Dataset items
_ _ _

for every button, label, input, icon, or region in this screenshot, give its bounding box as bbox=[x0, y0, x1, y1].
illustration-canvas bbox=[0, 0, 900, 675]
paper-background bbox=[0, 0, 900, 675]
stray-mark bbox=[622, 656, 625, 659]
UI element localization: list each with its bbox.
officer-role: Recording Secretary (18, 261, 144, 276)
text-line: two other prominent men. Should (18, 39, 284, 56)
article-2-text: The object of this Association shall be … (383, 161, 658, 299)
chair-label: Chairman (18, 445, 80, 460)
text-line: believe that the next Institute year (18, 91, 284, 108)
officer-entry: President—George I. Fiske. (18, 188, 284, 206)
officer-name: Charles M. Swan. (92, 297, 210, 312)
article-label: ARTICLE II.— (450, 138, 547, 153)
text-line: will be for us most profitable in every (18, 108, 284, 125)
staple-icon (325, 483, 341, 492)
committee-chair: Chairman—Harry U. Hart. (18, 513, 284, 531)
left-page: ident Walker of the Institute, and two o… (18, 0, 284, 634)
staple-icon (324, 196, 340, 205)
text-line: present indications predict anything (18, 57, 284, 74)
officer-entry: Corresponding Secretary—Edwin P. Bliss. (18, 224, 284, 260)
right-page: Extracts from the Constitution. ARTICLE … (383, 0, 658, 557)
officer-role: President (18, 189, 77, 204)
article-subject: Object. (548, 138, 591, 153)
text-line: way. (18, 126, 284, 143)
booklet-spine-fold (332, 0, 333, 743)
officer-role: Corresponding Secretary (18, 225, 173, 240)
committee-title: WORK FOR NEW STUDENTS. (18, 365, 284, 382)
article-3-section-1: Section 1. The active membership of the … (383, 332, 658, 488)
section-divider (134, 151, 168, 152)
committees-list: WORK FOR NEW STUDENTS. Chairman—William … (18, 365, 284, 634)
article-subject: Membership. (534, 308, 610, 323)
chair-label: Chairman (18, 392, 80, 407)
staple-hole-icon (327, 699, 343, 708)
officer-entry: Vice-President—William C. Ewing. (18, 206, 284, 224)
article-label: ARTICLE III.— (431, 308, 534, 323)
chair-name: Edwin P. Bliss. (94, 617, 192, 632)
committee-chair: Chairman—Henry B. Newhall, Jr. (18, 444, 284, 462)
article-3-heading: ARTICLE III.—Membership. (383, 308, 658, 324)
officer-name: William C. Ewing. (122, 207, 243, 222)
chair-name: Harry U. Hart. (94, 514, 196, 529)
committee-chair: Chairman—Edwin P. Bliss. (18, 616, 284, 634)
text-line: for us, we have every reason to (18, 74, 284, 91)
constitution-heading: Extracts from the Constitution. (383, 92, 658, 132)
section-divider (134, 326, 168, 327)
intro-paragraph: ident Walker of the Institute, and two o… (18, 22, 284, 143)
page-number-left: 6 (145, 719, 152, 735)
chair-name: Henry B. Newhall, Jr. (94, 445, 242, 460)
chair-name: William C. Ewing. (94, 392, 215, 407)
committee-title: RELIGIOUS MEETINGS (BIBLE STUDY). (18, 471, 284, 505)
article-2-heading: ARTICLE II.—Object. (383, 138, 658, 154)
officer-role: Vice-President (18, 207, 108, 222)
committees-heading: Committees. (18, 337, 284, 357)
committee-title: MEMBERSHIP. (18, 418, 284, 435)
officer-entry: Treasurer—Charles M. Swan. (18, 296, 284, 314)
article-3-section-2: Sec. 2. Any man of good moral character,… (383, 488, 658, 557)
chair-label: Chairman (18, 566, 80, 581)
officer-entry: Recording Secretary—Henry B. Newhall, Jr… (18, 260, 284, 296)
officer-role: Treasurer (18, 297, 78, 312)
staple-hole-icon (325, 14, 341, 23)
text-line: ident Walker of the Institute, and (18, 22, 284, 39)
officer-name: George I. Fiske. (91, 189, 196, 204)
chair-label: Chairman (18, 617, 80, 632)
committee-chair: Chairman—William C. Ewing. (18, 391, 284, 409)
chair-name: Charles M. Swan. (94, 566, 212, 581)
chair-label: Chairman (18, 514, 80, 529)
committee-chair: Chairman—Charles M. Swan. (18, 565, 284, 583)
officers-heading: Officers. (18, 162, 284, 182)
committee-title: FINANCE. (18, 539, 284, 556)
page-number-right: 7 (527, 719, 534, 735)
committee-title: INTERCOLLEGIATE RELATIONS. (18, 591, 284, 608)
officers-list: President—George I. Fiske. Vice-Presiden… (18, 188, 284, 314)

_ _ _

TASK BRIEF
Retype all of the material above line for line, changing nothing.

PROBLEM SOLUTION
for every button, label, input, icon, or region in this screenshot, give its bounding box as bbox=[x0, y0, x1, y1].
illustration-canvas bbox=[0, 0, 900, 675]
paper-background bbox=[0, 0, 900, 675]
stray-mark bbox=[622, 656, 625, 659]
UI element localization: list each with its bbox.
officer-role: Recording Secretary (18, 261, 144, 276)
text-line: two other prominent men. Should (18, 39, 284, 56)
article-2-text: The object of this Association shall be … (383, 161, 658, 299)
chair-label: Chairman (18, 445, 80, 460)
text-line: believe that the next Institute year (18, 91, 284, 108)
officer-entry: President—George I. Fiske. (18, 188, 284, 206)
officer-name: Charles M. Swan. (92, 297, 210, 312)
article-label: ARTICLE II.— (450, 138, 547, 153)
text-line: will be for us most profitable in every (18, 108, 284, 125)
staple-icon (325, 483, 341, 492)
committee-chair: Chairman—Harry U. Hart. (18, 513, 284, 531)
left-page: ident Walker of the Institute, and two o… (18, 0, 284, 634)
staple-icon (324, 196, 340, 205)
text-line: present indications predict anything (18, 57, 284, 74)
officer-entry: Corresponding Secretary—Edwin P. Bliss. (18, 224, 284, 260)
right-page: Extracts from the Constitution. ARTICLE … (383, 0, 658, 557)
officer-role: President (18, 189, 77, 204)
article-subject: Object. (548, 138, 591, 153)
text-line: way. (18, 126, 284, 143)
booklet-spine-fold (332, 0, 333, 743)
officer-role: Corresponding Secretary (18, 225, 173, 240)
committee-title: WORK FOR NEW STUDENTS. (18, 365, 284, 382)
article-3-section-1: Section 1. The active membership of the … (383, 332, 658, 488)
section-divider (134, 151, 168, 152)
committees-list: WORK FOR NEW STUDENTS. Chairman—William … (18, 365, 284, 634)
article-subject: Membership. (534, 308, 610, 323)
chair-label: Chairman (18, 392, 80, 407)
staple-hole-icon (327, 699, 343, 708)
officer-entry: Vice-President—William C. Ewing. (18, 206, 284, 224)
article-label: ARTICLE III.— (431, 308, 534, 323)
chair-name: Edwin P. Bliss. (94, 617, 192, 632)
committee-chair: Chairman—Henry B. Newhall, Jr. (18, 444, 284, 462)
article-3-heading: ARTICLE III.—Membership. (383, 308, 658, 324)
officer-name: William C. Ewing. (122, 207, 243, 222)
chair-name: Harry U. Hart. (94, 514, 196, 529)
committee-chair: Chairman—Edwin P. Bliss. (18, 616, 284, 634)
text-line: for us, we have every reason to (18, 74, 284, 91)
constitution-heading: Extracts from the Constitution. (383, 92, 658, 132)
section-divider (134, 326, 168, 327)
intro-paragraph: ident Walker of the Institute, and two o… (18, 22, 284, 143)
page-number-left: 6 (145, 719, 152, 735)
chair-name: Henry B. Newhall, Jr. (94, 445, 242, 460)
chair-name: William C. Ewing. (94, 392, 215, 407)
committee-title: RELIGIOUS MEETINGS (BIBLE STUDY). (18, 471, 284, 505)
article-2-heading: ARTICLE II.—Object. (383, 138, 658, 154)
officer-role: Vice-President (18, 207, 108, 222)
committees-heading: Committees. (18, 337, 284, 357)
committee-title: MEMBERSHIP. (18, 418, 284, 435)
officer-entry: Treasurer—Charles M. Swan. (18, 296, 284, 314)
article-3-section-2: Sec. 2. Any man of good moral character,… (383, 488, 658, 557)
chair-label: Chairman (18, 566, 80, 581)
officer-entry: Recording Secretary—Henry B. Newhall, Jr… (18, 260, 284, 296)
officer-role: Treasurer (18, 297, 78, 312)
staple-hole-icon (325, 14, 341, 23)
text-line: ident Walker of the Institute, and (18, 22, 284, 39)
officer-name: George I. Fiske. (91, 189, 196, 204)
chair-label: Chairman (18, 617, 80, 632)
committee-chair: Chairman—William C. Ewing. (18, 391, 284, 409)
chair-name: Charles M. Swan. (94, 566, 212, 581)
chair-label: Chairman (18, 514, 80, 529)
committee-chair: Chairman—Charles M. Swan. (18, 565, 284, 583)
officers-heading: Officers. (18, 162, 284, 182)
committee-title: FINANCE. (18, 539, 284, 556)
page-number-right: 7 (527, 719, 534, 735)
committee-title: INTERCOLLEGIATE RELATIONS. (18, 591, 284, 608)
officers-list: President—George I. Fiske. Vice-Presiden… (18, 188, 284, 314)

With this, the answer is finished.